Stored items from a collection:

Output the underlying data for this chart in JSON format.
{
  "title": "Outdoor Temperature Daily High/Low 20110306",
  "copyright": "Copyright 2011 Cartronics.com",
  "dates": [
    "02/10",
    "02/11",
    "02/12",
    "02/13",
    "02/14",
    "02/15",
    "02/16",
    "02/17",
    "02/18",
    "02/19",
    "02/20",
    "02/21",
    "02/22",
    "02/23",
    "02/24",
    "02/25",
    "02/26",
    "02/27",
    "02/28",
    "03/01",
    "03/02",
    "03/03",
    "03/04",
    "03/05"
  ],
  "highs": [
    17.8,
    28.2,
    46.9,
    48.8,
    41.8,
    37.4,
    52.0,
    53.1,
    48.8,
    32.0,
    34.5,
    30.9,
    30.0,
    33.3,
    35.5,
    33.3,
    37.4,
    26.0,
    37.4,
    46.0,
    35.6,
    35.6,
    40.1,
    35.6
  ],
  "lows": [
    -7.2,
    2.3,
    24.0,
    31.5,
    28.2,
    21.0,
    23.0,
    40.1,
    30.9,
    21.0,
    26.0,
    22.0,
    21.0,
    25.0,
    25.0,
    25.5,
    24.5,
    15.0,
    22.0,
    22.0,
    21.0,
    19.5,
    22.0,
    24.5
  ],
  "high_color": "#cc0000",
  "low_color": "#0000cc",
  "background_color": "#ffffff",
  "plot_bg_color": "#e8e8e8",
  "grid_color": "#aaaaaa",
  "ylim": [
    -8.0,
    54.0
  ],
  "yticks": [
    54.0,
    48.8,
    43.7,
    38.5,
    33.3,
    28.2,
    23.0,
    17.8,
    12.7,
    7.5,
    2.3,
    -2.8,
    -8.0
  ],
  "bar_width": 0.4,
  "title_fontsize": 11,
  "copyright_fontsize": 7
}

> [DIRECTIONS FOR THIS TASK]: Return every entry verbatim.

> [EXERCISE SOLUTION]:
Output the underlying data for this chart in JSON format.
{
  "title": "Outdoor Temperature Daily High/Low 20110306",
  "copyright": "Copyright 2011 Cartronics.com",
  "dates": [
    "02/10",
    "02/11",
    "02/12",
    "02/13",
    "02/14",
    "02/15",
    "02/16",
    "02/17",
    "02/18",
    "02/19",
    "02/20",
    "02/21",
    "02/22",
    "02/23",
    "02/24",
    "02/25",
    "02/26",
    "02/27",
    "02/28",
    "03/01",
    "03/02",
    "03/03",
    "03/04",
    "03/05"
  ],
  "highs": [
    17.8,
    28.2,
    46.9,
    48.8,
    41.8,
    37.4,
    52.0,
    53.1,
    48.8,
    32.0,
    34.5,
    30.9,
    30.0,
    33.3,
    35.5,
    33.3,
    37.4,
    26.0,
    37.4,
    46.0,
    35.6,
    35.6,
    40.1,
    35.6
  ],
  "lows": [
    -7.2,
    2.3,
    24.0,
    31.5,
    28.2,
    21.0,
    23.0,
    40.1,
    30.9,
    21.0,
    26.0,
    22.0,
    21.0,
    25.0,
    25.0,
    25.5,
    24.5,
    15.0,
    22.0,
    22.0,
    21.0,
    19.5,
    22.0,
    24.5
  ],
  "high_color": "#cc0000",
  "low_color": "#0000cc",
  "background_color": "#ffffff",
  "plot_bg_color": "#e8e8e8",
  "grid_color": "#aaaaaa",
  "ylim": [
    -8.0,
    54.0
  ],
  "yticks": [
    54.0,
    48.8,
    43.7,
    38.5,
    33.3,
    28.2,
    23.0,
    17.8,
    12.7,
    7.5,
    2.3,
    -2.8,
    -8.0
  ],
  "bar_width": 0.4,
  "title_fontsize": 11,
  "copyright_fontsize": 7
}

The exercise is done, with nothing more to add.